Problem requirements: Without the pictures, set down the records below word for word.

Data provided:
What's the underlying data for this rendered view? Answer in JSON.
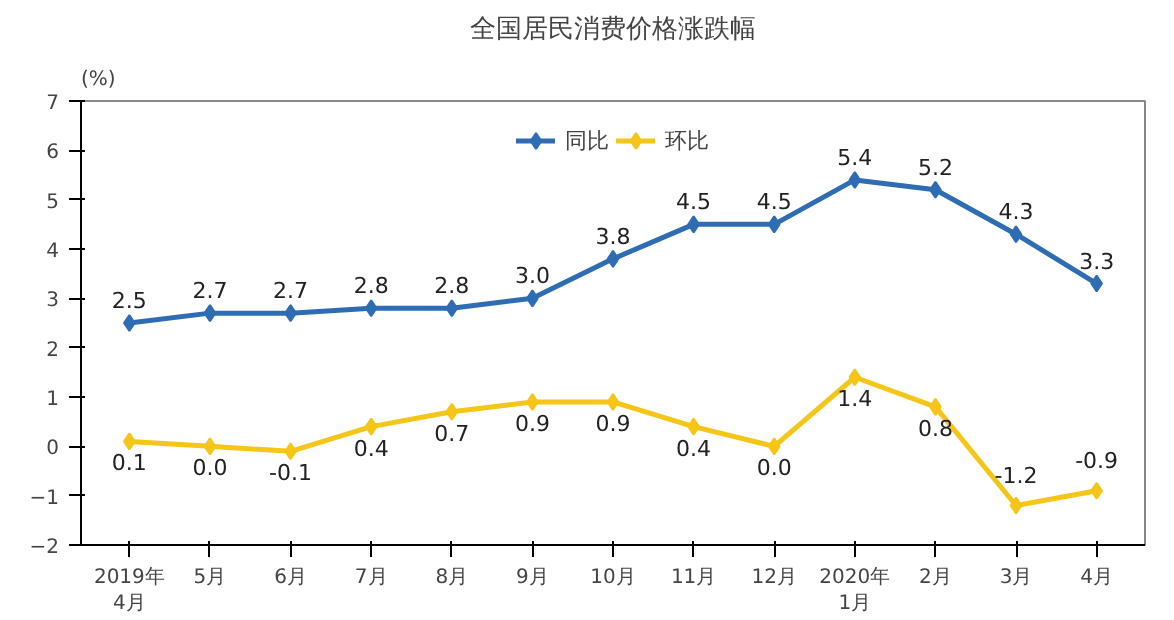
{
  "chart_data": {
    "type": "line",
    "title": "全国居民消费价格涨跌幅",
    "ylabel": "(%)",
    "categories": [
      "2019年\n4月",
      "5月",
      "6月",
      "7月",
      "8月",
      "9月",
      "10月",
      "11月",
      "12月",
      "2020年\n1月",
      "2月",
      "3月",
      "4月"
    ],
    "series": [
      {
        "name": "同比",
        "color": "#2e6db4",
        "values": [
          2.5,
          2.7,
          2.7,
          2.8,
          2.8,
          3.0,
          3.8,
          4.5,
          4.5,
          5.4,
          5.2,
          4.3,
          3.3
        ],
        "value_labels": [
          "2.5",
          "2.7",
          "2.7",
          "2.8",
          "2.8",
          "3.0",
          "3.8",
          "4.5",
          "4.5",
          "5.4",
          "5.2",
          "4.3",
          "3.3"
        ]
      },
      {
        "name": "环比",
        "color": "#f5c518",
        "values": [
          0.1,
          0.0,
          -0.1,
          0.4,
          0.7,
          0.9,
          0.9,
          0.4,
          0.0,
          1.4,
          0.8,
          -1.2,
          -0.9
        ],
        "value_labels": [
          "0.1",
          "0.0",
          "-0.1",
          "0.4",
          "0.7",
          "0.9",
          "0.9",
          "0.4",
          "0.0",
          "1.4",
          "0.8",
          "-1.2",
          "-0.9"
        ]
      }
    ],
    "ylim": [
      -2,
      7
    ],
    "yticks": [
      -2,
      -1,
      0,
      1,
      2,
      3,
      4,
      5,
      6,
      7
    ],
    "grid": false,
    "legend": "top",
    "marker": "diamond",
    "line_style": "solid"
  }
}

Solution to the exercise:
What's the underlying data for this rendered view? Answer in JSON.
{
  "chart_data": {
    "type": "line",
    "title": "全国居民消费价格涨跌幅",
    "ylabel": "(%)",
    "categories": [
      "2019年\n4月",
      "5月",
      "6月",
      "7月",
      "8月",
      "9月",
      "10月",
      "11月",
      "12月",
      "2020年\n1月",
      "2月",
      "3月",
      "4月"
    ],
    "series": [
      {
        "name": "同比",
        "color": "#2e6db4",
        "values": [
          2.5,
          2.7,
          2.7,
          2.8,
          2.8,
          3.0,
          3.8,
          4.5,
          4.5,
          5.4,
          5.2,
          4.3,
          3.3
        ],
        "value_labels": [
          "2.5",
          "2.7",
          "2.7",
          "2.8",
          "2.8",
          "3.0",
          "3.8",
          "4.5",
          "4.5",
          "5.4",
          "5.2",
          "4.3",
          "3.3"
        ]
      },
      {
        "name": "环比",
        "color": "#f5c518",
        "values": [
          0.1,
          0.0,
          -0.1,
          0.4,
          0.7,
          0.9,
          0.9,
          0.4,
          0.0,
          1.4,
          0.8,
          -1.2,
          -0.9
        ],
        "value_labels": [
          "0.1",
          "0.0",
          "-0.1",
          "0.4",
          "0.7",
          "0.9",
          "0.9",
          "0.4",
          "0.0",
          "1.4",
          "0.8",
          "-1.2",
          "-0.9"
        ]
      }
    ],
    "ylim": [
      -2,
      7
    ],
    "yticks": [
      -2,
      -1,
      0,
      1,
      2,
      3,
      4,
      5,
      6,
      7
    ],
    "grid": false,
    "legend": "top",
    "marker": "diamond",
    "line_style": "solid"
  }
}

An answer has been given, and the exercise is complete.